== Work to be completed ==
Copy each line of the entries beneath that contains the word "done".

== Saved data entries ==

──────────

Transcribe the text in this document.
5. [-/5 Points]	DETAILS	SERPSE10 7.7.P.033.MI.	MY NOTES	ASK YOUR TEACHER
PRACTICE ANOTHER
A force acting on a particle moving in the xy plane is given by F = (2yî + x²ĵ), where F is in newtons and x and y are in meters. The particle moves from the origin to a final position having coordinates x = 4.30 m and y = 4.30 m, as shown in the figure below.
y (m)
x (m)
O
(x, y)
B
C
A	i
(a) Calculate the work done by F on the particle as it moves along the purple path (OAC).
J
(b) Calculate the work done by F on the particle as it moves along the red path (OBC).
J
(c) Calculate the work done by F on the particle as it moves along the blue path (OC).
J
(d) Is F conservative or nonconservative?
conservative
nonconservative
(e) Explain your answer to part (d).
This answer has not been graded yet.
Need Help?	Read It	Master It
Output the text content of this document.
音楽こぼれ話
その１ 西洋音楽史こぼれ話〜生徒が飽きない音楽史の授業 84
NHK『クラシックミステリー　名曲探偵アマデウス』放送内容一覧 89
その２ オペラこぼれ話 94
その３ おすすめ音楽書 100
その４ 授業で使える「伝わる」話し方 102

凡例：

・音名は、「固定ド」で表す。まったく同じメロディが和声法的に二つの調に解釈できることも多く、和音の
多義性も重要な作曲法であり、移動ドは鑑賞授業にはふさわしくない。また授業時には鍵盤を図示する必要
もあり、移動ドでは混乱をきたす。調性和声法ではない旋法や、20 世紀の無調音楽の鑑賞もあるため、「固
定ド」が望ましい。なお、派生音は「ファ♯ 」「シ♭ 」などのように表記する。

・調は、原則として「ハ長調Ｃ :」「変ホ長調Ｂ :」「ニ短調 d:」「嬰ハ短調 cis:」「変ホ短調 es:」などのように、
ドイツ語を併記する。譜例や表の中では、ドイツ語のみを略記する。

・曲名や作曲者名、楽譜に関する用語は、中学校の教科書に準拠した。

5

──────────

== Problem solution ==
(a) Calculate the work done by F on the particle as it moves along the purple path (OAC).
(b) Calculate the work done by F on the particle as it moves along the red path (OBC).
(c) Calculate the work done by F on the particle as it moves along the blue path (OC).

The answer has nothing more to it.